== SHORT TASK 1 ==
Based on the passage about natural capital, decide whether each statement agrees with it: (a) E.F. Schumacher first used the term "natural capital" in 1973; (b) ecological economic values are currently included in national income accounts; (c) the boreal forest stores more carbon than any other biome. For each, answer yes or no and quote the words of the passage that settle it.

#### TEXT PASSAGE ####

The term 'natural capital' was first used in 1973 by E.F. Schumacher in his book Small Is Beautiful and was developed further by Herman Daly, Robert Costanza, and other founders of the science of Ecological Economics, as part of a comprehensive critique of the shortcomings of conventional economics. Natural capital is a concept central to economic assessment ecosystem services valuation which revolves around the idea, that non-human life produces goods and services that are essential to life. Thus, natural capital is essential to the sustainability of the economy.
In a traditional economic analysis of the factors of production, natural capital would usually be classified as "land" distinct from traditional "capital". The historical distinction between "land" and "capital" defined "land" as naturally occurring with a fixed supply, whereas "capital", as originally defined referred only to man-made goods. (e.g., Georgism) It is however, misleading to view "land" as if its productive capacity is fixed, because natural capital can be improved or degraded by the actions of man over time (see Tragedy of the Commons). Moreover, natural capital yields benefits and goods, such as timber or food, which can be harvested by humans. These benefits are similar to those realized by owners of infrastructural capital which yields more goods, such as a factory which produces automobiles just as an apple tree produces apples.
Ecologists are teaming up with economists to measure and express values of the wealth of ecosystems as a way of finding solutions to the biodiversity crisis. Some researchers have attempted to place a dollar figure on ecosystem services such as the value that the Canadian boreal forest's contribution to global ecosystem services. If ecologically intact, the boreal forest has an estimated value of US$3.7 trillion. The boreal forest ecosystem is one of the planet's great atmospheric regulators and it stores more carbon than any other biome on the planet. The annual value for ecological services of the Boreal Forest is estimated at US$93.2 billion, or 2.5 greater than the annual value of resource extraction.
The economic value of 17 ecosystem services for the entire biosphere (calculated in 1997) has an estimated average value of US$33 trillion per year. These ecological economic values are not currently included in calculations of national income accounts, the GDP and they have no price attributes because they exist mostly outside of the global markets. The loss of natural capital continues to accelerate and goes undetected or ignored by mainstream monetary analysis.
Within the international community the basic principle is not controversial, although much uncertainty exists over how best to value different aspects of ecological health, natural capital and ecosystem services. Full-cost accounting, triple bottom line, measuring well-being and other proposals for accounting reform often include suggestions to measure an "ecological deficit" or "natural deficit" alongside a social and financial deficit. It is difficult to measure such a deficit without some agreement on methods of valuation and auditing of at least the global forms of natural capital (e.g. value of air, water, soil).
All uses of the term currently differentiate natural from man-made or infrastructural capital in some way. Indicators adopted by United Nations Environment Programme's World Conservation Monitoring Centre and the Organisation for Economic Co-operation and Development (OECD) to measure natural biodiversity use the term in a slightly more specific way. According to the OECD, natural capital is "natural assets in their role of providing natural resource inputs and environmental services for economic production" and is "generally considered to comprise three principal categories: natural resources stocks, land, and ecosystems."

####

== SHORT TASK 2 ==
Render the lines of the entries as a Markdown table with the columns Row and Line, covering everything from the start of the entries through the line holding "site-title: 全国公共资源交易平台（四川省·广安市） bbox=[112, 25, 545, 51]", inclusive. Number each row, and omit blank lines.

#### RECORDS FOR THE EXERCISE ####

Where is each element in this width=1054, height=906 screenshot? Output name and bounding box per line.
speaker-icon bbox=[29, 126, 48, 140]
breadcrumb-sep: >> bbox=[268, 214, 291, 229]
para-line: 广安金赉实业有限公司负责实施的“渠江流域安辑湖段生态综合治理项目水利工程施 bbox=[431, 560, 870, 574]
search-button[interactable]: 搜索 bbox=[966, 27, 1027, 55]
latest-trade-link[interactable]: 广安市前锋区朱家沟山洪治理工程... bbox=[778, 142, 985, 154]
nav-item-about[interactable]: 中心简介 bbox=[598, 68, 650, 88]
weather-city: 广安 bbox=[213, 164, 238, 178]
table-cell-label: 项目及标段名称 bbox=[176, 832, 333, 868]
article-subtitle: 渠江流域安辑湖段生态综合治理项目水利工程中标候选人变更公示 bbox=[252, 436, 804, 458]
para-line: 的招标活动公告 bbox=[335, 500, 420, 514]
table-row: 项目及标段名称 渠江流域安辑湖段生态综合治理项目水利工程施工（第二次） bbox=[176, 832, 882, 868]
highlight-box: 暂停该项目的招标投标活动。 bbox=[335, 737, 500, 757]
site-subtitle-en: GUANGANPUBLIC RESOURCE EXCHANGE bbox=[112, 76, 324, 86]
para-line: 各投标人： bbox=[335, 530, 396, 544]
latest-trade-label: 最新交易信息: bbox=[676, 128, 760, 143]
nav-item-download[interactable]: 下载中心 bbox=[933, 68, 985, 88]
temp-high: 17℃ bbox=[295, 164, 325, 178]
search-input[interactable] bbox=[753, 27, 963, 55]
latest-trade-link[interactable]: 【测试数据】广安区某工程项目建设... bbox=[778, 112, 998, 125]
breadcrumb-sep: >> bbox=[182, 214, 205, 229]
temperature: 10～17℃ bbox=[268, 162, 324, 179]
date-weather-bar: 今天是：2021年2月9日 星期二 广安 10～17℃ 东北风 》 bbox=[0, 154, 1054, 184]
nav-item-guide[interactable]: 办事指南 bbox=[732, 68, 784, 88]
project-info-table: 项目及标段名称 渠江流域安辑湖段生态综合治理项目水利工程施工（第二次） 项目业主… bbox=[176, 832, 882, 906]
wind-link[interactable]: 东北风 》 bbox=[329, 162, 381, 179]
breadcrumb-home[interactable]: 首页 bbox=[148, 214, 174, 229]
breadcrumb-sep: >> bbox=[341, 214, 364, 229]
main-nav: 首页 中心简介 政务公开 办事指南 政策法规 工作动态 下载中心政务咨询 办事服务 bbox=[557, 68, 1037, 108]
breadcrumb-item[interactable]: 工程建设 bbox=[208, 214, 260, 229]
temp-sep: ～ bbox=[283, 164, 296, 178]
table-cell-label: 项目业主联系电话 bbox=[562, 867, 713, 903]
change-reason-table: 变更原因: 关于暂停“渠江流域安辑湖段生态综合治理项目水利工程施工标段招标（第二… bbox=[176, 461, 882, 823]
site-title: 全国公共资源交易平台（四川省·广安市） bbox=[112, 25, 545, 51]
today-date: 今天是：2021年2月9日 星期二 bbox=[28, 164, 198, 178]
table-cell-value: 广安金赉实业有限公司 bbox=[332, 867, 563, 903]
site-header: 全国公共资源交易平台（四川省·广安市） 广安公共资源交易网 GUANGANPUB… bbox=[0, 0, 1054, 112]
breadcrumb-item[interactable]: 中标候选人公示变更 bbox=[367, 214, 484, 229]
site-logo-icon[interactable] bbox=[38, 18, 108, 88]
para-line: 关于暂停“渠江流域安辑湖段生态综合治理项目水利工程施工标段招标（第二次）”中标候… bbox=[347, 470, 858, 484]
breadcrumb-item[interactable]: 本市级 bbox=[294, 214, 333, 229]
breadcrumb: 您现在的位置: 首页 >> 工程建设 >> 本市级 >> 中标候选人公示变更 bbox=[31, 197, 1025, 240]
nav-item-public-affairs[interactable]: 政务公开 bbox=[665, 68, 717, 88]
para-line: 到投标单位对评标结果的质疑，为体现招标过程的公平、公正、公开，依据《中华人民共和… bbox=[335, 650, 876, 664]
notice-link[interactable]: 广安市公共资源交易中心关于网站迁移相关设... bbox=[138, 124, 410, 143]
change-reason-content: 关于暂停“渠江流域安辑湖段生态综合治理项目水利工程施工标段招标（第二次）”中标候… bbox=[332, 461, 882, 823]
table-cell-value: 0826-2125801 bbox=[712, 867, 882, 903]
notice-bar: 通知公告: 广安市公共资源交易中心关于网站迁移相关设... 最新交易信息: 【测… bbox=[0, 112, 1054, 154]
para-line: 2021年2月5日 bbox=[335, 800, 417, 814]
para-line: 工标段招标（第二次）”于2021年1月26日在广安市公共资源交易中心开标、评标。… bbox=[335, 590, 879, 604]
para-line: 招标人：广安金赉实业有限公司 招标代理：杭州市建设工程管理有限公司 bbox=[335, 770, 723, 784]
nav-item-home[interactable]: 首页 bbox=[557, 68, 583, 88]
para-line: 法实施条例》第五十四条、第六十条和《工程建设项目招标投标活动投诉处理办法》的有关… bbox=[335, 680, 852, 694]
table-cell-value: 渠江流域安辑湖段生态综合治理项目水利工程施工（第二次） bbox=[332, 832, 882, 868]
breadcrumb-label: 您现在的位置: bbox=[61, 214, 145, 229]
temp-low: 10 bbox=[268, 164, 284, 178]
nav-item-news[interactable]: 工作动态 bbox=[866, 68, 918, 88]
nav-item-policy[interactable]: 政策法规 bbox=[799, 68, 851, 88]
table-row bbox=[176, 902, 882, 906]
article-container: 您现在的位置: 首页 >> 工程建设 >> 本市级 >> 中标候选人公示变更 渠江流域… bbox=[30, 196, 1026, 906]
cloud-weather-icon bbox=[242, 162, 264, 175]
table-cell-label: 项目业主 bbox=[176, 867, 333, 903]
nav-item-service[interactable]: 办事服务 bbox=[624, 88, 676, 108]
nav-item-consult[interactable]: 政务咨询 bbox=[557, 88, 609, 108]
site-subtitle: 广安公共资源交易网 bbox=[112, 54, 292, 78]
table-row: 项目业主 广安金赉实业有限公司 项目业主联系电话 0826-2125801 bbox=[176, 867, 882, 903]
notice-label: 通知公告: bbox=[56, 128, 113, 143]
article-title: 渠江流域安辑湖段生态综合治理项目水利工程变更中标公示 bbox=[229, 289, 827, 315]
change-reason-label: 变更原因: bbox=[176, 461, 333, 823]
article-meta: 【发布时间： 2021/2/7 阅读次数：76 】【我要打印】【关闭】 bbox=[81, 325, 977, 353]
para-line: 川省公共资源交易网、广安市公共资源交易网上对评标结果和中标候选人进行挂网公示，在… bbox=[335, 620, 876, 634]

####

== WRITTEN ANSWER 1 ==
(a) Yes: "The term 'natural capital' was first used in 1973 by E.F. Schumacher in his book Small Is Beautiful"
(b) No: "These ecological economic values are not currently included in calculations of national income accounts"
(c) Yes: "it stores more carbon than any other biome on the planet"

== WRITTEN ANSWER 2 ==
| Row | Line |
|---|---|
| 1 | Where is each element in this width=1054, height=906 screenshot? Output name and bounding box per line. |
| 2 | speaker-icon bbox=[29, 126, 48, 140] |
| 3 | breadcrumb-sep: >> bbox=[268, 214, 291, 229] |
| 4 | para-line: 广安金赉实业有限公司负责实施的“渠江流域安辑湖段生态综合治理项目水利工程施 bbox=[431, 560, 870, 574] |
| 5 | search-button[interactable]: 搜索 bbox=[966, 27, 1027, 55] |
| 6 | latest-trade-link[interactable]: 广安市前锋区朱家沟山洪治理工程... bbox=[778, 142, 985, 154] |
| 7 | nav-item-about[interactable]: 中心简介 bbox=[598, 68, 650, 88] |
| 8 | weather-city: 广安 bbox=[213, 164, 238, 178] |
| 9 | table-cell-label: 项目及标段名称 bbox=[176, 832, 333, 868] |
| 10 | article-subtitle: 渠江流域安辑湖段生态综合治理项目水利工程中标候选人变更公示 bbox=[252, 436, 804, 458] |
| 11 | para-line: 的招标活动公告 bbox=[335, 500, 420, 514] |
| 12 | table-row: 项目及标段名称 渠江流域安辑湖段生态综合治理项目水利工程施工（第二次） bbox=[176, 832, 882, 868] |
| 13 | highlight-box: 暂停该项目的招标投标活动。 bbox=[335, 737, 500, 757] |
| 14 | site-subtitle-en: GUANGANPUBLIC RESOURCE EXCHANGE bbox=[112, 76, 324, 86] |
| 15 | para-line: 各投标人： bbox=[335, 530, 396, 544] |
| 16 | latest-trade-label: 最新交易信息: bbox=[676, 128, 760, 143] |
| 17 | nav-item-download[interactable]: 下载中心 bbox=[933, 68, 985, 88] |
| 18 | temp-high: 17℃ bbox=[295, 164, 325, 178] |
| 19 | search-input[interactable] bbox=[753, 27, 963, 55] |
| 20 | latest-trade-link[interactable]: 【测试数据】广安区某工程项目建设... bbox=[778, 112, 998, 125] |
| 21 | breadcrumb-sep: >> bbox=[182, 214, 205, 229] |
| 22 | temperature: 10～17℃ bbox=[268, 162, 324, 179] |
| 23 | date-weather-bar: 今天是：2021年2月9日 星期二 广安 10～17℃ 东北风 》 bbox=[0, 154, 1054, 184] |
| 24 | nav-item-guide[interactable]: 办事指南 bbox=[732, 68, 784, 88] |
| 25 | project-info-table: 项目及标段名称 渠江流域安辑湖段生态综合治理项目水利工程施工（第二次） 项目业主… bbox=[176, 832, 882, 906] |
| 26 | wind-link[interactable]: 东北风 》 bbox=[329, 162, 381, 179] |
| 27 | breadcrumb-home[interactable]: 首页 bbox=[148, 214, 174, 229] |
| 28 | breadcrumb-sep: >> bbox=[341, 214, 364, 229] |
| 29 | main-nav: 首页 中心简介 政务公开 办事指南 政策法规 工作动态 下载中心政务咨询 办事服务 bbox=[557, 68, 1037, 108] |
| 30 | breadcrumb-item[interactable]: 工程建设 bbox=[208, 214, 260, 229] |
| 31 | temp-sep: ～ bbox=[283, 164, 296, 178] |
| 32 | table-cell-label: 项目业主联系电话 bbox=[562, 867, 713, 903] |
| 33 | change-reason-table: 变更原因: 关于暂停“渠江流域安辑湖段生态综合治理项目水利工程施工标段招标（第二… bbox=[176, 461, 882, 823] |
| 34 | site-title: 全国公共资源交易平台（四川省·广安市） bbox=[112, 25, 545, 51] |